- [Your task]:
Take the entries below and reproduce them word for word.

- [Given entries]:
☆ ☆ ☆ ☆ ☆

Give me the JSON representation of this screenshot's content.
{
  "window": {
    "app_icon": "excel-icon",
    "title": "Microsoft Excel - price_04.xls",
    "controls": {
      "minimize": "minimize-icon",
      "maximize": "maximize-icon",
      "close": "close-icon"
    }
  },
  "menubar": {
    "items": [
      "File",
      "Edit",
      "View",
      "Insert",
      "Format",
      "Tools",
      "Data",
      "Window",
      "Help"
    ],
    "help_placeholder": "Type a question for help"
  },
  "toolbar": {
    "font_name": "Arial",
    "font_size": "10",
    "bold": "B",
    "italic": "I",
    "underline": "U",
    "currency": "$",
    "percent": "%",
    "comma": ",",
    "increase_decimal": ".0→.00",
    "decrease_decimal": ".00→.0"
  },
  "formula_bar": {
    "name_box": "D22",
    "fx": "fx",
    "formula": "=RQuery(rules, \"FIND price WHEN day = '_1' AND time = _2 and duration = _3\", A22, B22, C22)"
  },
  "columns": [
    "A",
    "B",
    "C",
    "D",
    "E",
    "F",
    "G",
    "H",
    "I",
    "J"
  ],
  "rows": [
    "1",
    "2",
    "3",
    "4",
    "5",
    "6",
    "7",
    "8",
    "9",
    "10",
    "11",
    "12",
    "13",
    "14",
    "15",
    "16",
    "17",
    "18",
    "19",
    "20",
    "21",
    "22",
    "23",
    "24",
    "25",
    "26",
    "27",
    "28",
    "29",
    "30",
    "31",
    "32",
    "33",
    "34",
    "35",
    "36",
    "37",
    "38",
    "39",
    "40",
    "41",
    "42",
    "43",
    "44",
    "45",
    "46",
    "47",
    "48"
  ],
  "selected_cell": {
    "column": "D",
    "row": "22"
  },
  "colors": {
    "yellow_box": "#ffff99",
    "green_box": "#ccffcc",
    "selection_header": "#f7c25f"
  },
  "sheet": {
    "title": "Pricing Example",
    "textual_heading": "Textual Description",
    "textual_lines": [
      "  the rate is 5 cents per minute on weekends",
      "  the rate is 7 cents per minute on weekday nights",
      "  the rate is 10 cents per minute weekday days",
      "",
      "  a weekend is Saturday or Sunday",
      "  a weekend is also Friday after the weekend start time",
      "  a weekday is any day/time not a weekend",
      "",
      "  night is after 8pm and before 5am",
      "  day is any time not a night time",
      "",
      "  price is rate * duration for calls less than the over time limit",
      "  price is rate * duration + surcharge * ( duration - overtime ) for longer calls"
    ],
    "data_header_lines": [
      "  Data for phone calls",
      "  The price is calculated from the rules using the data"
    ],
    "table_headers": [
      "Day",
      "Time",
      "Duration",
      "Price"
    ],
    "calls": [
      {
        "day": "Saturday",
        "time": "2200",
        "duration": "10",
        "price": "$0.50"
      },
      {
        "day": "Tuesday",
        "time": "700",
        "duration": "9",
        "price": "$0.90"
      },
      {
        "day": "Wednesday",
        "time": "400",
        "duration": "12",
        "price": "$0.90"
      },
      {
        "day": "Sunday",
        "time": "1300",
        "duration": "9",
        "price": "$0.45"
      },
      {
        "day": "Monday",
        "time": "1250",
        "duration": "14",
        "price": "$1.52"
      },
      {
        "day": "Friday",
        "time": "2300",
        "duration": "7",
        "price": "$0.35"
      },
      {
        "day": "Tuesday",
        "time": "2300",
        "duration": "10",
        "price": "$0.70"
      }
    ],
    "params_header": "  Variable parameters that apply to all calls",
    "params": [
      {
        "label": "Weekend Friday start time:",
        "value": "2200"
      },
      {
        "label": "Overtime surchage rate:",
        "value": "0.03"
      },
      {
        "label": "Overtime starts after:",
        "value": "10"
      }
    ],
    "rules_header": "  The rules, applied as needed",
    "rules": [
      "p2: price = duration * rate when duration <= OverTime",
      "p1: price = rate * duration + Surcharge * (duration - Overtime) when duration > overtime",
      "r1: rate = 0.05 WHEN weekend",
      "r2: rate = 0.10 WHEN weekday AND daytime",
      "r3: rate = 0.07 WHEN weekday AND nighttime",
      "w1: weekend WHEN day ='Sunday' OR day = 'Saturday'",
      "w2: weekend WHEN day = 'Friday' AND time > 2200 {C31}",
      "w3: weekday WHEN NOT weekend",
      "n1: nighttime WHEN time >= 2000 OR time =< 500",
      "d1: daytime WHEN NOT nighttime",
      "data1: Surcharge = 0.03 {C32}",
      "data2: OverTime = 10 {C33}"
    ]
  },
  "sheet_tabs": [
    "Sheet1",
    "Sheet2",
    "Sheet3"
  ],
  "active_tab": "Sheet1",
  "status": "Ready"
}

☆ ☆ ☆ ☆ ☆

- [Written answer]:
Give me the JSON representation of this screenshot's content.
{
  "window": {
    "app_icon": "excel-icon",
    "title": "Microsoft Excel - price_04.xls",
    "controls": {
      "minimize": "minimize-icon",
      "maximize": "maximize-icon",
      "close": "close-icon"
    }
  },
  "menubar": {
    "items": [
      "File",
      "Edit",
      "View",
      "Insert",
      "Format",
      "Tools",
      "Data",
      "Window",
      "Help"
    ],
    "help_placeholder": "Type a question for help"
  },
  "toolbar": {
    "font_name": "Arial",
    "font_size": "10",
    "bold": "B",
    "italic": "I",
    "underline": "U",
    "currency": "$",
    "percent": "%",
    "comma": ",",
    "increase_decimal": ".0→.00",
    "decrease_decimal": ".00→.0"
  },
  "formula_bar": {
    "name_box": "D22",
    "fx": "fx",
    "formula": "=RQuery(rules, \"FIND price WHEN day = '_1' AND time = _2 and duration = _3\", A22, B22, C22)"
  },
  "columns": [
    "A",
    "B",
    "C",
    "D",
    "E",
    "F",
    "G",
    "H",
    "I",
    "J"
  ],
  "rows": [
    "1",
    "2",
    "3",
    "4",
    "5",
    "6",
    "7",
    "8",
    "9",
    "10",
    "11",
    "12",
    "13",
    "14",
    "15",
    "16",
    "17",
    "18",
    "19",
    "20",
    "21",
    "22",
    "23",
    "24",
    "25",
    "26",
    "27",
    "28",
    "29",
    "30",
    "31",
    "32",
    "33",
    "34",
    "35",
    "36",
    "37",
    "38",
    "39",
    "40",
    "41",
    "42",
    "43",
    "44",
    "45",
    "46",
    "47",
    "48"
  ],
  "selected_cell": {
    "column": "D",
    "row": "22"
  },
  "colors": {
    "yellow_box": "#ffff99",
    "green_box": "#ccffcc",
    "selection_header": "#f7c25f"
  },
  "sheet": {
    "title": "Pricing Example",
    "textual_heading": "Textual Description",
    "textual_lines": [
      "  the rate is 5 cents per minute on weekends",
      "  the rate is 7 cents per minute on weekday nights",
      "  the rate is 10 cents per minute weekday days",
      "",
      "  a weekend is Saturday or Sunday",
      "  a weekend is also Friday after the weekend start time",
      "  a weekday is any day/time not a weekend",
      "",
      "  night is after 8pm and before 5am",
      "  day is any time not a night time",
      "",
      "  price is rate * duration for calls less than the over time limit",
      "  price is rate * duration + surcharge * ( duration - overtime ) for longer calls"
    ],
    "data_header_lines": [
      "  Data for phone calls",
      "  The price is calculated from the rules using the data"
    ],
    "table_headers": [
      "Day",
      "Time",
      "Duration",
      "Price"
    ],
    "calls": [
      {
        "day": "Saturday",
        "time": "2200",
        "duration": "10",
        "price": "$0.50"
      },
      {
        "day": "Tuesday",
        "time": "700",
        "duration": "9",
        "price": "$0.90"
      },
      {
        "day": "Wednesday",
        "time": "400",
        "duration": "12",
        "price": "$0.90"
      },
      {
        "day": "Sunday",
        "time": "1300",
        "duration": "9",
        "price": "$0.45"
      },
      {
        "day": "Monday",
        "time": "1250",
        "duration": "14",
        "price": "$1.52"
      },
      {
        "day": "Friday",
        "time": "2300",
        "duration": "7",
        "price": "$0.35"
      },
      {
        "day": "Tuesday",
        "time": "2300",
        "duration": "10",
        "price": "$0.70"
      }
    ],
    "params_header": "  Variable parameters that apply to all calls",
    "params": [
      {
        "label": "Weekend Friday start time:",
        "value": "2200"
      },
      {
        "label": "Overtime surchage rate:",
        "value": "0.03"
      },
      {
        "label": "Overtime starts after:",
        "value": "10"
      }
    ],
    "rules_header": "  The rules, applied as needed",
    "rules": [
      "p2: price = duration * rate when duration <= OverTime",
      "p1: price = rate * duration + Surcharge * (duration - Overtime) when duration > overtime",
      "r1: rate = 0.05 WHEN weekend",
      "r2: rate = 0.10 WHEN weekday AND daytime",
      "r3: rate = 0.07 WHEN weekday AND nighttime",
      "w1: weekend WHEN day ='Sunday' OR day = 'Saturday'",
      "w2: weekend WHEN day = 'Friday' AND time > 2200 {C31}",
      "w3: weekday WHEN NOT weekend",
      "n1: nighttime WHEN time >= 2000 OR time =< 500",
      "d1: daytime WHEN NOT nighttime",
      "data1: Surcharge = 0.03 {C32}",
      "data2: OverTime = 10 {C33}"
    ]
  },
  "sheet_tabs": [
    "Sheet1",
    "Sheet2",
    "Sheet3"
  ],
  "active_tab": "Sheet1",
  "status": "Ready"
}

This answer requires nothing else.